Record excerpts =>
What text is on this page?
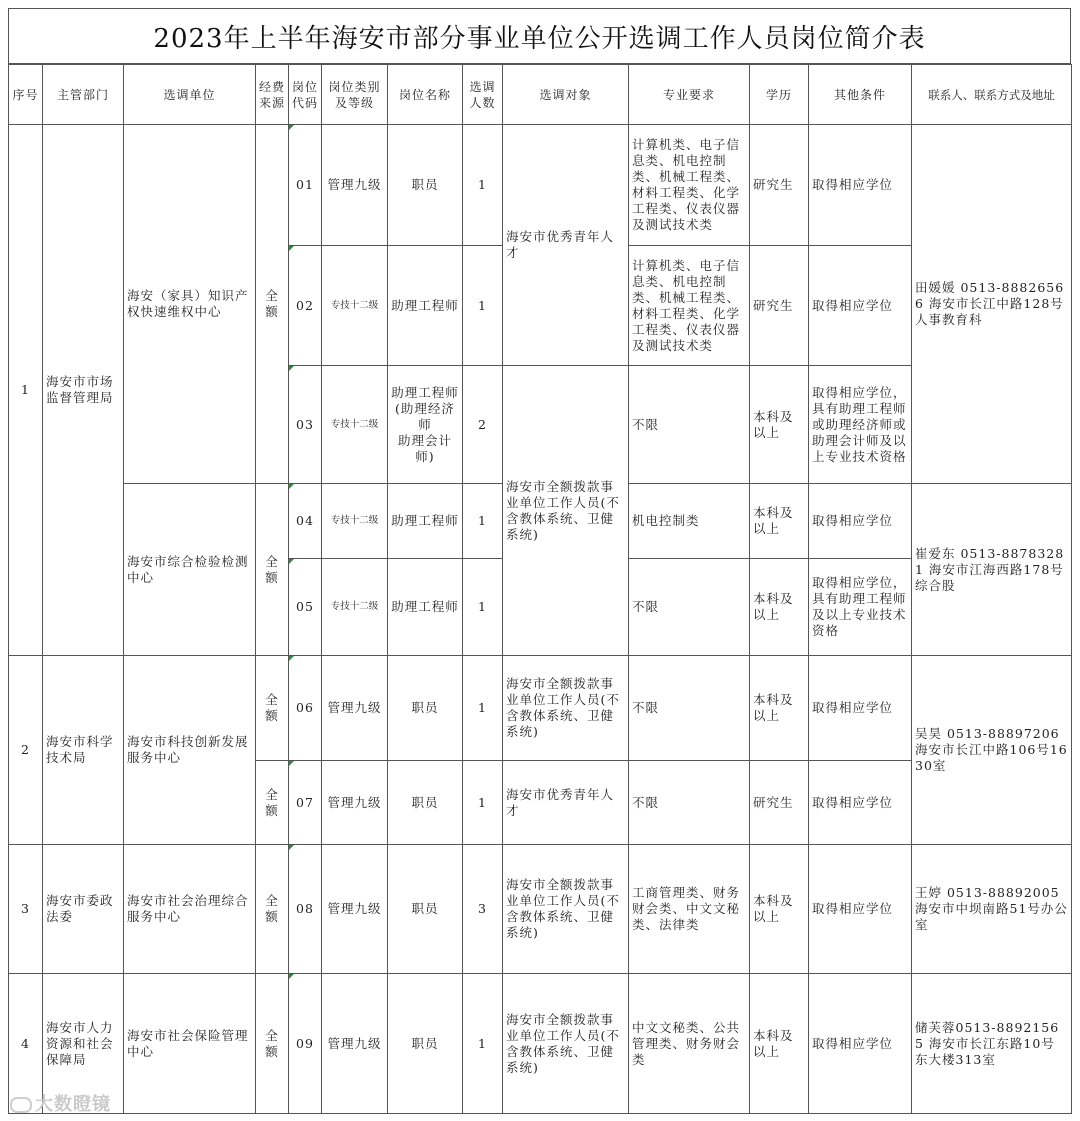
2023年上半年海安市部分事业单位公开选调工作人员岗位简介表
序号	主管部门	选调单位	经费来源	岗位代码	岗位类别及等级	岗位名称	选调人数	选调对象	专业要求	学历	其他条件	联系人、联系方式及地址
1	海安市市场监督管理局	海安（家具）知识产权快速维权中心	全额	01	管理九级	职员	1	海安市优秀青年人才	计算机类、电子信息类、机电控制类、机械工程类、材料工程类、化学工程类、仪表仪器及测试技术类	研究生	取得相应学位	田媛媛 0513-88826566 海安市长江中路128号人事教育科
				02	专技十二级	助理工程师	1		计算机类、电子信息类、机电控制类、机械工程类、材料工程类、化学工程类、仪表仪器及测试技术类	研究生	取得相应学位	
				03	专技十二级	助理工程师
(助理经济
师
助理会计
师)	2	海安市全额拨款事业单位工作人员(不含教体系统、卫健系统)	不限	本科及以上	取得相应学位，具有助理工程师或助理经济师或助理会计师及以上专业技术资格	
		海安市综合检验检测中心	全额	04	专技十二级	助理工程师	1		机电控制类	本科及以上	取得相应学位	崔爱东 0513-88783281 海安市江海西路178号综合股
				05	专技十二级	助理工程师	1		不限	本科及以上	取得相应学位，具有助理工程师及以上专业技术资格	
2	海安市科学技术局	海安市科技创新发展服务中心	全额	06	管理九级	职员	1	海安市全额拨款事业单位工作人员(不含教体系统、卫健系统)	不限	本科及以上	取得相应学位	吴昊 0513-88897206 海安市长江中路106号1630室
			全额	07	管理九级	职员	1	海安市优秀青年人才	不限	研究生	取得相应学位	
3	海安市委政法委	海安市社会治理综合服务中心	全额	08	管理九级	职员	3	海安市全额拨款事业单位工作人员(不含教体系统、卫健系统)	工商管理类、财务财会类、中文文秘类、法律类	本科及以上	取得相应学位	王婷 0513-88892005 海安市中坝南路51号办公室
4	海安市人力资源和社会保障局	海安市社会保险管理中心	全额	09	管理九级	职员	1	海安市全额拨款事业单位工作人员(不含教体系统、卫健系统)	中文文秘类、公共管理类、财务财会类	本科及以上	取得相应学位	储芙蓉0513-88921565 海安市长江东路10号东大楼313室
大数瞪镜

Exercise directions =>
Write the full listing out again with every line unchanged, but include no pictures.

Exercise solution =>
What text is on this page?
2023年上半年海安市部分事业单位公开选调工作人员岗位简介表
序号	主管部门	选调单位	经费来源	岗位代码	岗位类别及等级	岗位名称	选调人数	选调对象	专业要求	学历	其他条件	联系人、联系方式及地址
1	海安市市场监督管理局	海安（家具）知识产权快速维权中心	全额	01	管理九级	职员	1	海安市优秀青年人才	计算机类、电子信息类、机电控制类、机械工程类、材料工程类、化学工程类、仪表仪器及测试技术类	研究生	取得相应学位	田媛媛 0513-88826566 海安市长江中路128号人事教育科
				02	专技十二级	助理工程师	1		计算机类、电子信息类、机电控制类、机械工程类、材料工程类、化学工程类、仪表仪器及测试技术类	研究生	取得相应学位	
				03	专技十二级	助理工程师
(助理经济
师
助理会计
师)	2	海安市全额拨款事业单位工作人员(不含教体系统、卫健系统)	不限	本科及以上	取得相应学位，具有助理工程师或助理经济师或助理会计师及以上专业技术资格	
		海安市综合检验检测中心	全额	04	专技十二级	助理工程师	1		机电控制类	本科及以上	取得相应学位	崔爱东 0513-88783281 海安市江海西路178号综合股
				05	专技十二级	助理工程师	1		不限	本科及以上	取得相应学位，具有助理工程师及以上专业技术资格	
2	海安市科学技术局	海安市科技创新发展服务中心	全额	06	管理九级	职员	1	海安市全额拨款事业单位工作人员(不含教体系统、卫健系统)	不限	本科及以上	取得相应学位	吴昊 0513-88897206 海安市长江中路106号1630室
			全额	07	管理九级	职员	1	海安市优秀青年人才	不限	研究生	取得相应学位	
3	海安市委政法委	海安市社会治理综合服务中心	全额	08	管理九级	职员	3	海安市全额拨款事业单位工作人员(不含教体系统、卫健系统)	工商管理类、财务财会类、中文文秘类、法律类	本科及以上	取得相应学位	王婷 0513-88892005 海安市中坝南路51号办公室
4	海安市人力资源和社会保障局	海安市社会保险管理中心	全额	09	管理九级	职员	1	海安市全额拨款事业单位工作人员(不含教体系统、卫健系统)	中文文秘类、公共管理类、财务财会类	本科及以上	取得相应学位	储芙蓉0513-88921565 海安市长江东路10号东大楼313室
大数瞪镜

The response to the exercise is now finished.